Which lines, starting at the one that contains "tweet-date[interactable]: 24 May" and ending at the one that contains "tweet-paragraph: I don’t", appear in the items below? Copy that run of lines without any change.

::: Exercise data :::

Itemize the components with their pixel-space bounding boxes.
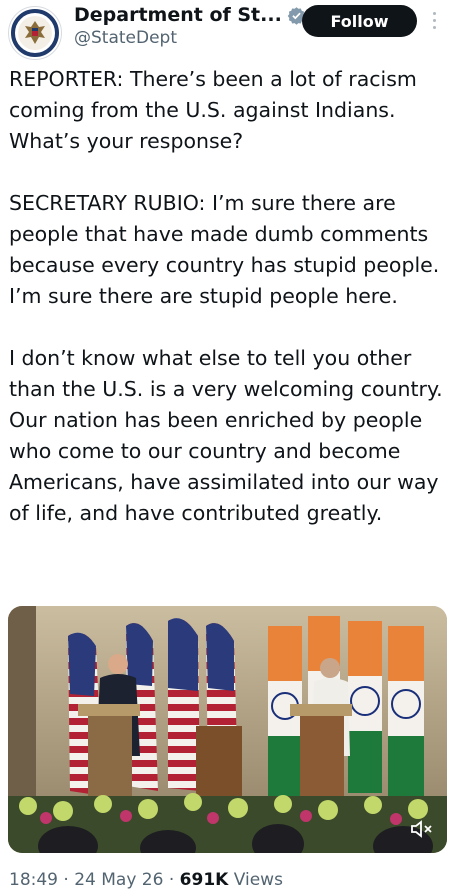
tweet-date[interactable]: 24 May 26 [74, 870, 163, 890]
tweet-media[interactable] [8, 606, 447, 853]
follow-button[interactable]: Follow [302, 5, 417, 37]
separator: · [163, 870, 180, 890]
state-department-seal-icon[interactable] [8, 6, 62, 60]
separator: · [58, 870, 75, 890]
tweet-paragraph: I don’t know what else to tell you other… [9, 346, 443, 525]
press-conference-image [8, 606, 447, 853]
more-vertical-icon[interactable] [432, 12, 438, 32]
account-display-name[interactable]: Department of St... [74, 4, 282, 26]
tweet-paragraph: SECRETARY RUBIO: I’m sure there are peop… [9, 191, 440, 308]
tweet-header: Department of St... @StateDept Follow [0, 0, 454, 60]
account-handle[interactable]: @StateDept [74, 28, 177, 48]
tweet-paragraph: REPORTER: There’s been a lot of racism c… [9, 67, 417, 153]
account-name-row: Department of St... [74, 4, 306, 26]
views-label: Views [228, 870, 283, 890]
muted-speaker-icon[interactable] [409, 819, 435, 839]
tweet-time[interactable]: 18:49 [9, 870, 58, 890]
views-count: 691K [179, 870, 229, 890]
tweet-metadata: 18:49 · 24 May 26 · 691K Views [9, 870, 283, 890]
tweet-text: REPORTER: There’s been a lot of racism c… [9, 64, 449, 560]
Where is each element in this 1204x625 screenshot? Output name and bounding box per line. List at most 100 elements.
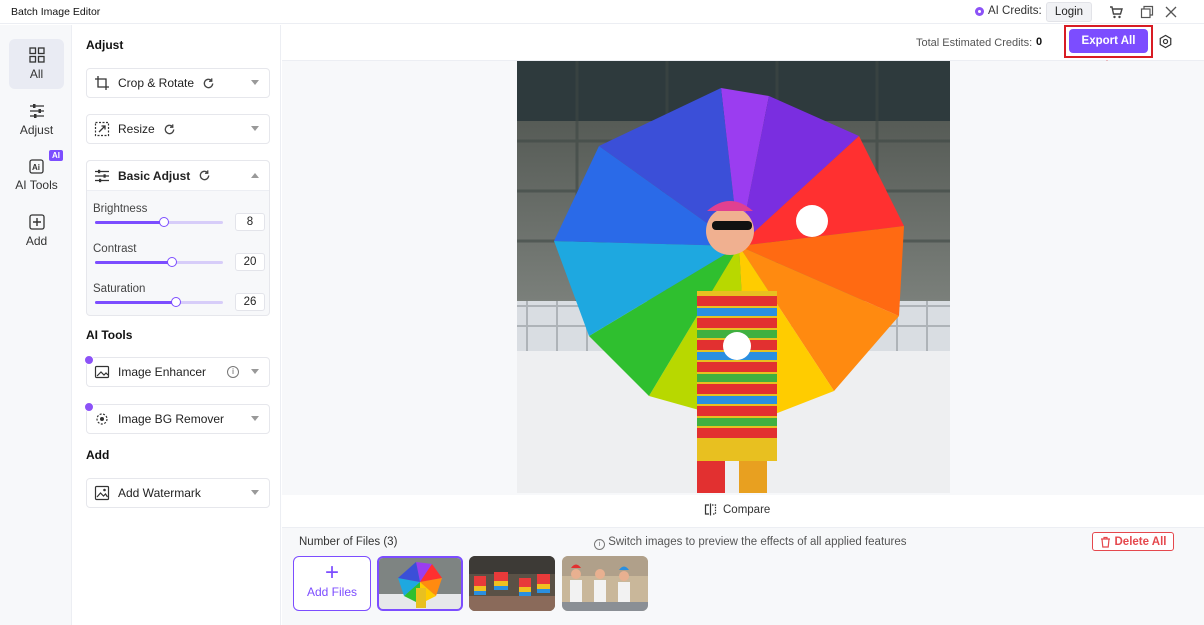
file-thumbnail-2[interactable] (469, 556, 555, 611)
thumbnail-image (469, 556, 555, 611)
slider-thumb[interactable] (159, 217, 170, 227)
left-rail: All Adjust AI Ai AI Tools Add (0, 25, 72, 625)
resize-icon (94, 121, 110, 137)
login-button[interactable]: Login (1046, 2, 1092, 22)
tool-label: Image BG Remover (118, 412, 225, 426)
files-count: Number of Files (3) (299, 536, 398, 548)
chevron-down-icon[interactable] (251, 490, 259, 495)
title-bar: Batch Image Editor AI Credits: Login (0, 0, 1204, 24)
delete-all-label: Delete All (1114, 535, 1167, 548)
info-icon: i (594, 539, 605, 550)
slider-thumb[interactable] (166, 257, 177, 267)
estimated-credits-value: 0 (1036, 36, 1043, 48)
ai-credits: AI Credits: (975, 5, 1042, 17)
hint-text: Switch images to preview the effects of … (608, 536, 907, 548)
grid-icon (28, 47, 45, 63)
thumbnail-image (379, 558, 461, 609)
close-icon[interactable] (1163, 4, 1179, 20)
slider-fill (95, 301, 176, 304)
thumbnail-image (562, 556, 648, 611)
resize-tool[interactable]: Resize (86, 114, 270, 144)
brightness-slider[interactable] (95, 217, 223, 227)
switch-hint: i Switch images to preview the effects o… (594, 536, 907, 550)
rail-item-ai-tools[interactable]: AI Ai AI Tools (9, 150, 64, 200)
rail-label: All (29, 67, 44, 81)
slider-fill (95, 261, 172, 264)
ai-icon: Ai (28, 159, 44, 174)
pro-icon (84, 355, 94, 365)
tool-label: Basic Adjust (118, 168, 191, 183)
basic-adjust-panel: Basic Adjust Brightness 8 Contrast 20 Sa… (86, 160, 270, 316)
image-enhancer-tool[interactable]: Image Enhancer i (84, 355, 270, 387)
crop-icon (95, 76, 109, 90)
rail-label: Add (25, 234, 48, 248)
rail-item-all[interactable]: All (9, 39, 64, 89)
reset-icon[interactable] (198, 169, 211, 182)
contrast-value[interactable]: 20 (235, 253, 265, 271)
saturation-value[interactable]: 26 (235, 293, 265, 311)
settings-icon[interactable] (1158, 34, 1173, 49)
app-title: Batch Image Editor (11, 6, 101, 18)
section-title-adjust: Adjust (86, 38, 124, 52)
delete-all-button[interactable]: Delete All (1092, 532, 1174, 551)
ai-credits-label: AI Credits: (988, 5, 1042, 17)
chevron-down-icon[interactable] (251, 126, 259, 131)
crop-rotate-tool[interactable]: Crop & Rotate (86, 68, 270, 98)
pro-icon (84, 402, 94, 412)
files-bar: Number of Files (3) i Switch images to p… (282, 527, 1204, 625)
plus-square-icon (28, 214, 45, 230)
chevron-up-icon[interactable] (251, 173, 259, 178)
file-thumbnail-3[interactable] (562, 556, 648, 611)
preview-image (517, 61, 950, 493)
slider-thumb[interactable] (170, 297, 181, 307)
bg-remove-icon (96, 413, 108, 425)
preview-photo (517, 61, 950, 493)
settings-panel: Adjust Crop & Rotate Resize Basic Adjust (72, 25, 281, 625)
main-toolbar: Total Estimated Credits: 0 Export All (282, 25, 1204, 61)
file-thumbnail-1[interactable] (377, 556, 463, 611)
sliders-icon (29, 104, 44, 118)
reset-icon[interactable] (163, 123, 176, 136)
tool-label: Image Enhancer (118, 365, 207, 379)
add-watermark-tool[interactable]: Add Watermark (86, 478, 270, 508)
watermark-icon (94, 485, 110, 501)
brightness-label: Brightness (93, 203, 148, 215)
add-files-label: Add Files (306, 585, 358, 599)
info-icon[interactable]: i (227, 366, 239, 378)
svg-text:Ai: Ai (32, 163, 40, 172)
add-files-button[interactable]: + Add Files (293, 556, 371, 611)
contrast-slider[interactable] (95, 257, 223, 267)
tool-label: Add Watermark (118, 486, 201, 500)
enhance-icon (94, 365, 110, 379)
restore-icon[interactable] (1139, 4, 1155, 20)
slider-fill (95, 221, 165, 224)
rail-label: AI Tools (15, 178, 58, 192)
saturation-label: Saturation (93, 283, 146, 295)
trash-icon (1100, 536, 1110, 548)
chevron-down-icon[interactable] (251, 80, 259, 85)
sliders-icon (95, 169, 109, 182)
chevron-down-icon[interactable] (251, 369, 259, 374)
rail-label: Adjust (19, 123, 54, 137)
saturation-slider[interactable] (95, 297, 223, 307)
brightness-value[interactable]: 8 (235, 213, 265, 231)
credit-icon (975, 6, 984, 16)
bg-remover-tool[interactable]: Image BG Remover (84, 402, 270, 434)
preview-area (282, 61, 1204, 495)
chevron-down-icon[interactable] (251, 416, 259, 421)
rail-item-add[interactable]: Add (9, 206, 64, 256)
plus-icon: + (324, 559, 339, 586)
rail-item-adjust[interactable]: Adjust (9, 95, 64, 145)
compare-button[interactable]: Compare (704, 503, 770, 516)
reset-icon[interactable] (202, 77, 215, 90)
tool-label: Crop & Rotate (118, 76, 195, 90)
basic-adjust-header[interactable]: Basic Adjust (87, 161, 269, 191)
ai-badge: AI (49, 150, 63, 161)
tool-label: Resize (118, 122, 155, 136)
compare-icon (704, 503, 717, 516)
cart-icon[interactable] (1108, 4, 1124, 20)
compare-label: Compare (723, 503, 771, 516)
export-all-button[interactable]: Export All (1069, 29, 1148, 53)
section-title-add: Add (86, 448, 110, 462)
section-title-ai-tools: AI Tools (86, 328, 133, 342)
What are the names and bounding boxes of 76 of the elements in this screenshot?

:::

> **Reply to the task**
tweet-date[interactable]: 24 May 26 [74, 870, 163, 890]
tweet-media[interactable] [8, 606, 447, 853]
follow-button[interactable]: Follow [302, 5, 417, 37]
separator: · [163, 870, 180, 890]
state-department-seal-icon[interactable] [8, 6, 62, 60]
separator: · [58, 870, 75, 890]
tweet-paragraph: I don’t know what else to tell you other… [9, 346, 443, 525]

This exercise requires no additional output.